++++ DATA IN THIS EXERCISE

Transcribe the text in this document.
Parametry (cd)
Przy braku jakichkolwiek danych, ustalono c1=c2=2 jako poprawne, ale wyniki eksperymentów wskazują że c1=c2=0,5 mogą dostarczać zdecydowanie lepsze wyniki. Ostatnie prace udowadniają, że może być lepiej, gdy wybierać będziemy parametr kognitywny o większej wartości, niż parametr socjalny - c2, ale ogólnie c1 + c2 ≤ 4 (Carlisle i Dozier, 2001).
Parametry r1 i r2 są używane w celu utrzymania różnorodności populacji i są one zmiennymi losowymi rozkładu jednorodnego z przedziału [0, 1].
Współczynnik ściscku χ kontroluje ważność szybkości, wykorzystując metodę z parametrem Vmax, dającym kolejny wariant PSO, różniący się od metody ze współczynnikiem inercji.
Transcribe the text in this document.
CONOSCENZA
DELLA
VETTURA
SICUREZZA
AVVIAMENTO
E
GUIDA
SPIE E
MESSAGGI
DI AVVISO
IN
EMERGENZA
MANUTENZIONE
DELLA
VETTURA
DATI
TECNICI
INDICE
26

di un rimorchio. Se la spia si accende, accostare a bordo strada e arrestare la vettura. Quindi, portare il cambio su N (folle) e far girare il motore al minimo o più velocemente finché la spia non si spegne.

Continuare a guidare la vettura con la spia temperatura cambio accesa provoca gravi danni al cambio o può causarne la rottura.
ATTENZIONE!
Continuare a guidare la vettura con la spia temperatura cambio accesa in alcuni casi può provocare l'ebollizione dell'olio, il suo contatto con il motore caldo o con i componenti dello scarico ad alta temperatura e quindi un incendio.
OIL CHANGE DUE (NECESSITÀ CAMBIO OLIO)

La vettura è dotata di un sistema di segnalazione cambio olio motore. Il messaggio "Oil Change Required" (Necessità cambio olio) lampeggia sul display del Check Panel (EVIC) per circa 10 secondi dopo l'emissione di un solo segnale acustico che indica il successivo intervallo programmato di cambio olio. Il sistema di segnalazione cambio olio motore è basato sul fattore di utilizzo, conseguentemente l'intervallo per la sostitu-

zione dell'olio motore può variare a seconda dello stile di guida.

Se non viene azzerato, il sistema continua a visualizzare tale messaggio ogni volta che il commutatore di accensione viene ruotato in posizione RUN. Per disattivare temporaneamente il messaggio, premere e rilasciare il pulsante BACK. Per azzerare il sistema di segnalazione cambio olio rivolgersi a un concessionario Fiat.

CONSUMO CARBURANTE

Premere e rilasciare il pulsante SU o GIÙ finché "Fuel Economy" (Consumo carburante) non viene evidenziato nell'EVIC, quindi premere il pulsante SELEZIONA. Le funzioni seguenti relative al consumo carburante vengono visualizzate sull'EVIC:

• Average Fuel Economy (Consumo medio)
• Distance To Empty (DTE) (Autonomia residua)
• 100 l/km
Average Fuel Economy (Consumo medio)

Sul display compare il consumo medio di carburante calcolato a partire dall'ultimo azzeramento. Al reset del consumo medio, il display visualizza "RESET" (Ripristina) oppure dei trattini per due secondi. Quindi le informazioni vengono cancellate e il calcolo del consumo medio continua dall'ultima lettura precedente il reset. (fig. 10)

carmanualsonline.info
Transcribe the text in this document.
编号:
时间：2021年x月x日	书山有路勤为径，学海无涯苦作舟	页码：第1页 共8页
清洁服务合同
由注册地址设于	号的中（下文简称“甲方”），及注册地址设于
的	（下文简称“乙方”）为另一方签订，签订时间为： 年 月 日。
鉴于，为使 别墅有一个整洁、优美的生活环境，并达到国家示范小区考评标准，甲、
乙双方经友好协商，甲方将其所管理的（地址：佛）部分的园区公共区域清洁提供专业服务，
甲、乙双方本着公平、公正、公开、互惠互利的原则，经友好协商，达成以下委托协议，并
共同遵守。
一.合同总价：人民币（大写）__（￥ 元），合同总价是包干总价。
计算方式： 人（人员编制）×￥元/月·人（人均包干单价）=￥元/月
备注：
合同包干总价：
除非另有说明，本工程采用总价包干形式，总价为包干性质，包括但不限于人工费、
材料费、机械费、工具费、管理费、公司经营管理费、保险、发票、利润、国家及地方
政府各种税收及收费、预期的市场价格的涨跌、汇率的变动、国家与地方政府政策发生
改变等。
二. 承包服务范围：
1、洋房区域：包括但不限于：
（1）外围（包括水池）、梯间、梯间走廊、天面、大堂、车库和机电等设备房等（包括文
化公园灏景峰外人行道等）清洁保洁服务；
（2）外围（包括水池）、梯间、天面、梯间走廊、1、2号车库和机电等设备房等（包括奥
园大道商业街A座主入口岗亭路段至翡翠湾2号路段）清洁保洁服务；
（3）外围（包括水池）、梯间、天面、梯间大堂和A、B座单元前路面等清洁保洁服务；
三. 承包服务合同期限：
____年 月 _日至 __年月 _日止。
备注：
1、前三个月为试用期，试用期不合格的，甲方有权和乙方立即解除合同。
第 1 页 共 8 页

++++++++

▸ EXERCISE DIRECTIONS:
Write each line above out exactly.

▸ TASK OUTPUT:
Transcribe the text in this document.
Parametry (cd)
Przy braku jakichkolwiek danych, ustalono c1=c2=2 jako poprawne, ale wyniki eksperymentów wskazują że c1=c2=0,5 mogą dostarczać zdecydowanie lepsze wyniki. Ostatnie prace udowadniają, że może być lepiej, gdy wybierać będziemy parametr kognitywny o większej wartości, niż parametr socjalny - c2, ale ogólnie c1 + c2 ≤ 4 (Carlisle i Dozier, 2001).
Parametry r1 i r2 są używane w celu utrzymania różnorodności populacji i są one zmiennymi losowymi rozkładu jednorodnego z przedziału [0, 1].
Współczynnik ściscku χ kontroluje ważność szybkości, wykorzystując metodę z parametrem Vmax, dającym kolejny wariant PSO, różniący się od metody ze współczynnikiem inercji.
Transcribe the text in this document.
CONOSCENZA
DELLA
VETTURA
SICUREZZA
AVVIAMENTO
E
GUIDA
SPIE E
MESSAGGI
DI AVVISO
IN
EMERGENZA
MANUTENZIONE
DELLA
VETTURA
DATI
TECNICI
INDICE
26

di un rimorchio. Se la spia si accende, accostare a bordo strada e arrestare la vettura. Quindi, portare il cambio su N (folle) e far girare il motore al minimo o più velocemente finché la spia non si spegne.

Continuare a guidare la vettura con la spia temperatura cambio accesa provoca gravi danni al cambio o può causarne la rottura.
ATTENZIONE!
Continuare a guidare la vettura con la spia temperatura cambio accesa in alcuni casi può provocare l'ebollizione dell'olio, il suo contatto con il motore caldo o con i componenti dello scarico ad alta temperatura e quindi un incendio.
OIL CHANGE DUE (NECESSITÀ CAMBIO OLIO)

La vettura è dotata di un sistema di segnalazione cambio olio motore. Il messaggio "Oil Change Required" (Necessità cambio olio) lampeggia sul display del Check Panel (EVIC) per circa 10 secondi dopo l'emissione di un solo segnale acustico che indica il successivo intervallo programmato di cambio olio. Il sistema di segnalazione cambio olio motore è basato sul fattore di utilizzo, conseguentemente l'intervallo per la sostitu-

zione dell'olio motore può variare a seconda dello stile di guida.

Se non viene azzerato, il sistema continua a visualizzare tale messaggio ogni volta che il commutatore di accensione viene ruotato in posizione RUN. Per disattivare temporaneamente il messaggio, premere e rilasciare il pulsante BACK. Per azzerare il sistema di segnalazione cambio olio rivolgersi a un concessionario Fiat.

CONSUMO CARBURANTE

Premere e rilasciare il pulsante SU o GIÙ finché "Fuel Economy" (Consumo carburante) non viene evidenziato nell'EVIC, quindi premere il pulsante SELEZIONA. Le funzioni seguenti relative al consumo carburante vengono visualizzate sull'EVIC:

• Average Fuel Economy (Consumo medio)
• Distance To Empty (DTE) (Autonomia residua)
• 100 l/km
Average Fuel Economy (Consumo medio)

Sul display compare il consumo medio di carburante calcolato a partire dall'ultimo azzeramento. Al reset del consumo medio, il display visualizza "RESET" (Ripristina) oppure dei trattini per due secondi. Quindi le informazioni vengono cancellate e il calcolo del consumo medio continua dall'ultima lettura precedente il reset. (fig. 10)

carmanualsonline.info
Transcribe the text in this document.
编号:
时间：2021年x月x日	书山有路勤为径，学海无涯苦作舟	页码：第1页 共8页
清洁服务合同
由注册地址设于	号的中（下文简称“甲方”），及注册地址设于
的	（下文简称“乙方”）为另一方签订，签订时间为： 年 月 日。
鉴于，为使 别墅有一个整洁、优美的生活环境，并达到国家示范小区考评标准，甲、
乙双方经友好协商，甲方将其所管理的（地址：佛）部分的园区公共区域清洁提供专业服务，
甲、乙双方本着公平、公正、公开、互惠互利的原则，经友好协商，达成以下委托协议，并
共同遵守。
一.合同总价：人民币（大写）__（￥ 元），合同总价是包干总价。
计算方式： 人（人员编制）×￥元/月·人（人均包干单价）=￥元/月
备注：
合同包干总价：
除非另有说明，本工程采用总价包干形式，总价为包干性质，包括但不限于人工费、
材料费、机械费、工具费、管理费、公司经营管理费、保险、发票、利润、国家及地方
政府各种税收及收费、预期的市场价格的涨跌、汇率的变动、国家与地方政府政策发生
改变等。
二. 承包服务范围：
1、洋房区域：包括但不限于：
（1）外围（包括水池）、梯间、梯间走廊、天面、大堂、车库和机电等设备房等（包括文
化公园灏景峰外人行道等）清洁保洁服务；
（2）外围（包括水池）、梯间、天面、梯间走廊、1、2号车库和机电等设备房等（包括奥
园大道商业街A座主入口岗亭路段至翡翠湾2号路段）清洁保洁服务；
（3）外围（包括水池）、梯间、天面、梯间大堂和A、B座单元前路面等清洁保洁服务；
三. 承包服务合同期限：
____年 月 _日至 __年月 _日止。
备注：
1、前三个月为试用期，试用期不合格的，甲方有权和乙方立即解除合同。
第 1 页 共 8 页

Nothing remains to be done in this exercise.